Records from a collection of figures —
────────────────────────────────────────

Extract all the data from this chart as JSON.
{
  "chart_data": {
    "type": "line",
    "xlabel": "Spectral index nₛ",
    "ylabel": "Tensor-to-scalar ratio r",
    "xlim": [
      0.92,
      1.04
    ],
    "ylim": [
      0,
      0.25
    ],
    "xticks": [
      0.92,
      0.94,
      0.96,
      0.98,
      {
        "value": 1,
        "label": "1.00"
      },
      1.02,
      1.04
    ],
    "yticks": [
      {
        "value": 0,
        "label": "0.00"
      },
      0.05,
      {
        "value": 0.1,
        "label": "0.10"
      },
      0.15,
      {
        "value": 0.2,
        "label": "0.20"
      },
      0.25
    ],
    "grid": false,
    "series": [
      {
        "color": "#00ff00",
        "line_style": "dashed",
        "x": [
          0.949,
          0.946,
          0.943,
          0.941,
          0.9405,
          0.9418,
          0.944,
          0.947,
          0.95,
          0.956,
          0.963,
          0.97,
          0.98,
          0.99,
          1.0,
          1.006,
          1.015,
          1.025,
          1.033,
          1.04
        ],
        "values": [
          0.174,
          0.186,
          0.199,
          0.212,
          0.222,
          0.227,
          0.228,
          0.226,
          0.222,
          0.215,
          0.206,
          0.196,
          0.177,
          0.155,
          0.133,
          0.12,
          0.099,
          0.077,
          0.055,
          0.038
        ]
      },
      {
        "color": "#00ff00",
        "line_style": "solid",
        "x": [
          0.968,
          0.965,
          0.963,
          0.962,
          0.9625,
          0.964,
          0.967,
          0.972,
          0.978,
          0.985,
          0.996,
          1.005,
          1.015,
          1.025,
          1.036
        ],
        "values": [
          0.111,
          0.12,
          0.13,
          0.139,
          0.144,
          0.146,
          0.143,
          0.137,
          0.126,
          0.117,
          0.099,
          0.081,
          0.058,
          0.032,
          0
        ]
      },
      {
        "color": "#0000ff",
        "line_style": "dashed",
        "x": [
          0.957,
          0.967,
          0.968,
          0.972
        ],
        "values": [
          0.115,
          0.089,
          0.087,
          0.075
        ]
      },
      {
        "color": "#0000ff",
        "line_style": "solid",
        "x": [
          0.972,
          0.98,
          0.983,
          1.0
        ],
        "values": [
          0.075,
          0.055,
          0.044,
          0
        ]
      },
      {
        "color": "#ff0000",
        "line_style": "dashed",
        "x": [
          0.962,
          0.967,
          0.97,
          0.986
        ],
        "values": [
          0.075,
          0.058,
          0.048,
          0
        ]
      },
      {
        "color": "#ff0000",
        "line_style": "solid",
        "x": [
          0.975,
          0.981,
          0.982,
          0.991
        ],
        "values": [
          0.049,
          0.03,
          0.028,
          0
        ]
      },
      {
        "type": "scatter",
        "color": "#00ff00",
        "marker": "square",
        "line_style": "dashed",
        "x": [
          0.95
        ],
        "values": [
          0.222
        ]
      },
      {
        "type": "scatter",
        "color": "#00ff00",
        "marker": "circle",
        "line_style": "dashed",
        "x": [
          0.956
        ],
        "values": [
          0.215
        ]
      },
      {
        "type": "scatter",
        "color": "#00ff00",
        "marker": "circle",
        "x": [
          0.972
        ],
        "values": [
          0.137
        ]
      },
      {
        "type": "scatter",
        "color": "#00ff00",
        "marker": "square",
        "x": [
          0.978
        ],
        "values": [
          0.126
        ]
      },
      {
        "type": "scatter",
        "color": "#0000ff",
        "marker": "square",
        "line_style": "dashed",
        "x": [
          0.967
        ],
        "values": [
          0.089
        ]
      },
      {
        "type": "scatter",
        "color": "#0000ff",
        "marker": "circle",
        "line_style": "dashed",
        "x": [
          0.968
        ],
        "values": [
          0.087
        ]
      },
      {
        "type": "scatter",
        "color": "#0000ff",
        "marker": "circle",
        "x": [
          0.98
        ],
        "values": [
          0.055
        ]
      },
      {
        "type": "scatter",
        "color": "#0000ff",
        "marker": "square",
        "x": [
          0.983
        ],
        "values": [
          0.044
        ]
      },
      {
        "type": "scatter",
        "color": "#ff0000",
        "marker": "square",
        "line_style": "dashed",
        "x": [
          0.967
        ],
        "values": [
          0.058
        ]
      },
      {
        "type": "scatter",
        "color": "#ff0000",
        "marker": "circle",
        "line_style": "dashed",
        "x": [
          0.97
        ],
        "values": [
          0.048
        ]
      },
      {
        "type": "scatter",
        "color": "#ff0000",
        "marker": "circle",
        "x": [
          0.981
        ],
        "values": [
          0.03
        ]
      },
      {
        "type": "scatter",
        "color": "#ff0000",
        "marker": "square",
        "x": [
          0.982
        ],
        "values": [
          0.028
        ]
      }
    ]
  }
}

────────────────────────────────────────

What the exercise asks — Once more, set down the full listing, verbatim.

Finished answer —
Extract all the data from this chart as JSON.
{
  "chart_data": {
    "type": "line",
    "xlabel": "Spectral index nₛ",
    "ylabel": "Tensor-to-scalar ratio r",
    "xlim": [
      0.92,
      1.04
    ],
    "ylim": [
      0,
      0.25
    ],
    "xticks": [
      0.92,
      0.94,
      0.96,
      0.98,
      {
        "value": 1,
        "label": "1.00"
      },
      1.02,
      1.04
    ],
    "yticks": [
      {
        "value": 0,
        "label": "0.00"
      },
      0.05,
      {
        "value": 0.1,
        "label": "0.10"
      },
      0.15,
      {
        "value": 0.2,
        "label": "0.20"
      },
      0.25
    ],
    "grid": false,
    "series": [
      {
        "color": "#00ff00",
        "line_style": "dashed",
        "x": [
          0.949,
          0.946,
          0.943,
          0.941,
          0.9405,
          0.9418,
          0.944,
          0.947,
          0.95,
          0.956,
          0.963,
          0.97,
          0.98,
          0.99,
          1.0,
          1.006,
          1.015,
          1.025,
          1.033,
          1.04
        ],
        "values": [
          0.174,
          0.186,
          0.199,
          0.212,
          0.222,
          0.227,
          0.228,
          0.226,
          0.222,
          0.215,
          0.206,
          0.196,
          0.177,
          0.155,
          0.133,
          0.12,
          0.099,
          0.077,
          0.055,
          0.038
        ]
      },
      {
        "color": "#00ff00",
        "line_style": "solid",
        "x": [
          0.968,
          0.965,
          0.963,
          0.962,
          0.9625,
          0.964,
          0.967,
          0.972,
          0.978,
          0.985,
          0.996,
          1.005,
          1.015,
          1.025,
          1.036
        ],
        "values": [
          0.111,
          0.12,
          0.13,
          0.139,
          0.144,
          0.146,
          0.143,
          0.137,
          0.126,
          0.117,
          0.099,
          0.081,
          0.058,
          0.032,
          0
        ]
      },
      {
        "color": "#0000ff",
        "line_style": "dashed",
        "x": [
          0.957,
          0.967,
          0.968,
          0.972
        ],
        "values": [
          0.115,
          0.089,
          0.087,
          0.075
        ]
      },
      {
        "color": "#0000ff",
        "line_style": "solid",
        "x": [
          0.972,
          0.98,
          0.983,
          1.0
        ],
        "values": [
          0.075,
          0.055,
          0.044,
          0
        ]
      },
      {
        "color": "#ff0000",
        "line_style": "dashed",
        "x": [
          0.962,
          0.967,
          0.97,
          0.986
        ],
        "values": [
          0.075,
          0.058,
          0.048,
          0
        ]
      },
      {
        "color": "#ff0000",
        "line_style": "solid",
        "x": [
          0.975,
          0.981,
          0.982,
          0.991
        ],
        "values": [
          0.049,
          0.03,
          0.028,
          0
        ]
      },
      {
        "type": "scatter",
        "color": "#00ff00",
        "marker": "square",
        "line_style": "dashed",
        "x": [
          0.95
        ],
        "values": [
          0.222
        ]
      },
      {
        "type": "scatter",
        "color": "#00ff00",
        "marker": "circle",
        "line_style": "dashed",
        "x": [
          0.956
        ],
        "values": [
          0.215
        ]
      },
      {
        "type": "scatter",
        "color": "#00ff00",
        "marker": "circle",
        "x": [
          0.972
        ],
        "values": [
          0.137
        ]
      },
      {
        "type": "scatter",
        "color": "#00ff00",
        "marker": "square",
        "x": [
          0.978
        ],
        "values": [
          0.126
        ]
      },
      {
        "type": "scatter",
        "color": "#0000ff",
        "marker": "square",
        "line_style": "dashed",
        "x": [
          0.967
        ],
        "values": [
          0.089
        ]
      },
      {
        "type": "scatter",
        "color": "#0000ff",
        "marker": "circle",
        "line_style": "dashed",
        "x": [
          0.968
        ],
        "values": [
          0.087
        ]
      },
      {
        "type": "scatter",
        "color": "#0000ff",
        "marker": "circle",
        "x": [
          0.98
        ],
        "values": [
          0.055
        ]
      },
      {
        "type": "scatter",
        "color": "#0000ff",
        "marker": "square",
        "x": [
          0.983
        ],
        "values": [
          0.044
        ]
      },
      {
        "type": "scatter",
        "color": "#ff0000",
        "marker": "square",
        "line_style": "dashed",
        "x": [
          0.967
        ],
        "values": [
          0.058
        ]
      },
      {
        "type": "scatter",
        "color": "#ff0000",
        "marker": "circle",
        "line_style": "dashed",
        "x": [
          0.97
        ],
        "values": [
          0.048
        ]
      },
      {
        "type": "scatter",
        "color": "#ff0000",
        "marker": "circle",
        "x": [
          0.981
        ],
        "values": [
          0.03
        ]
      },
      {
        "type": "scatter",
        "color": "#ff0000",
        "marker": "square",
        "x": [
          0.982
        ],
        "values": [
          0.028
        ]
      }
    ]
  }
}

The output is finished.